The problem:
Gather the lines that hold the string "kita".

Collection entries
--- begin ---
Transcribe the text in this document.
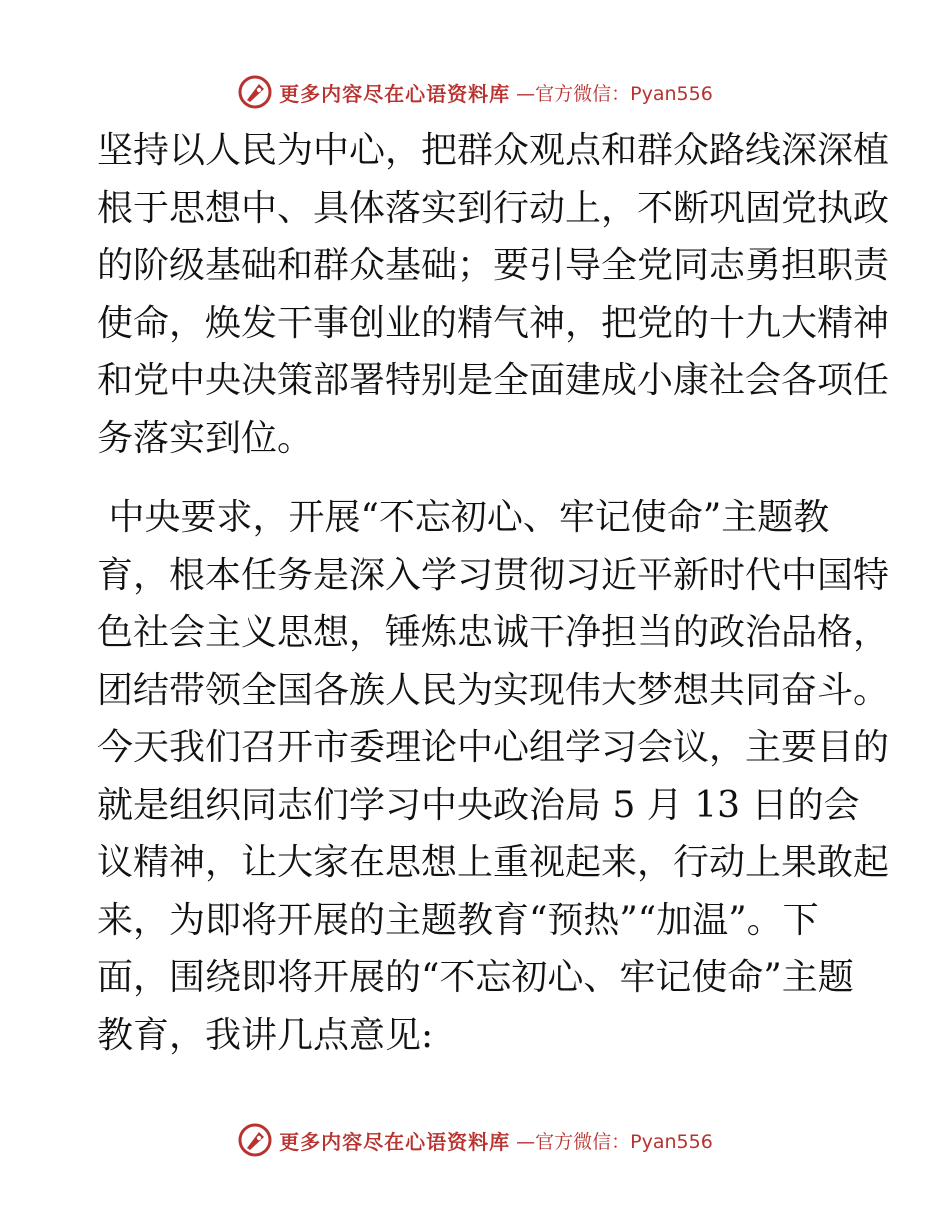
更多内容尽在心语资料库 —官方微信：Pyan556
坚持以人民为中心，把群众观点和群众路线深深植
根于思想中、具体落实到行动上，不断巩固党执政
的阶级基础和群众基础；要引导全党同志勇担职责
使命，焕发干事创业的精气神，把党的十九大精神
和党中央决策部署特别是全面建成小康社会各项任
务落实到位。
中央要求，开展“不忘初心、牢记使命”主题教
育，根本任务是深入学习贯彻习近平新时代中国特
色社会主义思想，锤炼忠诚干净担当的政治品格，
团结带领全国各族人民为实现伟大梦想共同奋斗。
今天我们召开市委理论中心组学习会议，主要目的
就是组织同志们学习中央政治局 5 月 13 日的会
议精神，让大家在思想上重视起来，行动上果敢起
来，为即将开展的主题教育“预热”“加温”。下
面，围绕即将开展的“不忘初心、牢记使命”主题
教育，我讲几点意见:
更多内容尽在心语资料库 —官方微信：Pyan556
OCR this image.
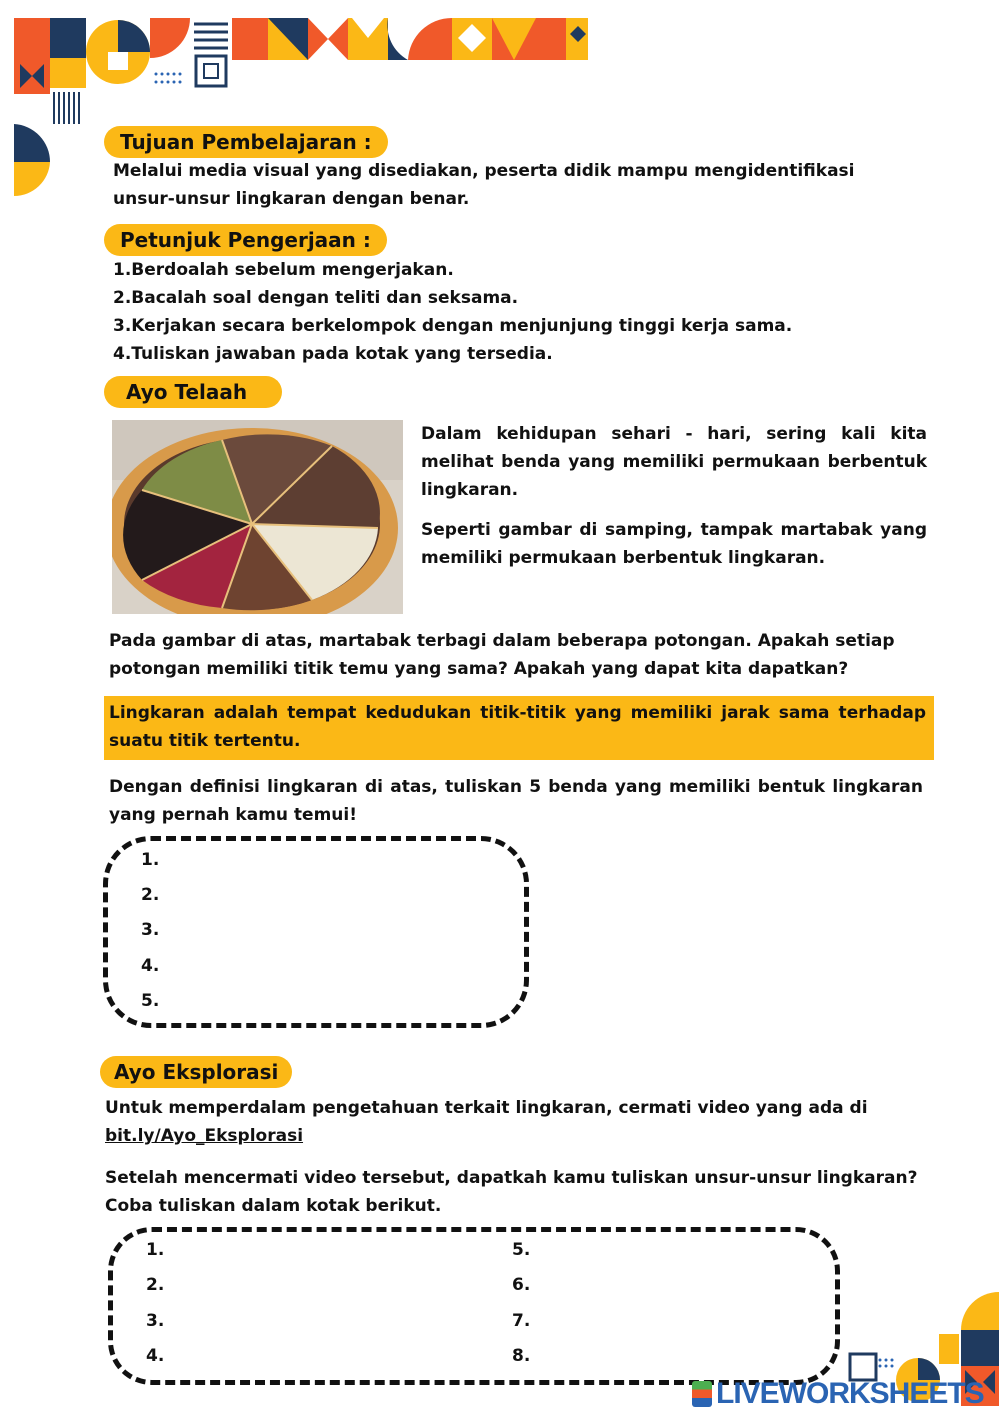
Tujuan Pembelajaran :
Melalui media visual yang disediakan, peserta didik mampu mengidentifikasi unsur-unsur lingkaran dengan benar.
Petunjuk Pengerjaan :
1.Berdoalah sebelum mengerjakan.
2.Bacalah soal dengan teliti dan seksama.
3.Kerjakan secara berkelompok dengan menjunjung tinggi kerja sama.
4.Tuliskan jawaban pada kotak yang tersedia.
Ayo Telaah
Dalam kehidupan sehari - hari, sering kali kita melihat benda yang memiliki permukaan berbentuk lingkaran.
Seperti gambar di samping, tampak martabak yang memiliki permukaan berbentuk lingkaran.
Pada gambar di atas, martabak terbagi dalam beberapa potongan. Apakah setiap potongan memiliki titik temu yang sama? Apakah yang dapat kita dapatkan?
Lingkaran adalah tempat kedudukan titik-titik yang memiliki jarak sama terhadap suatu titik tertentu.
Dengan definisi lingkaran di atas, tuliskan 5 benda yang memiliki bentuk lingkaran yang pernah kamu temui!
1.
2.
3.
4.
5.
Ayo Eksplorasi
Untuk memperdalam pengetahuan terkait lingkaran, cermati video yang ada di
bit.ly/Ayo_Eksplorasi
Setelah mencermati video tersebut, dapatkah kamu tuliskan unsur-unsur lingkaran? Coba tuliskan dalam kotak berikut.
1.
2.
3.
4.
5.
6.
7.
8.
LIVEWORKSHEETS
--- end ---
The answer:
Dalam kehidupan sehari - hari, sering kali kita melihat benda yang memiliki permukaan berbentuk lingkaran.
Pada gambar di atas, martabak terbagi dalam beberapa potongan. Apakah setiap potongan memiliki titik temu yang sama? Apakah yang dapat kita dapatkan?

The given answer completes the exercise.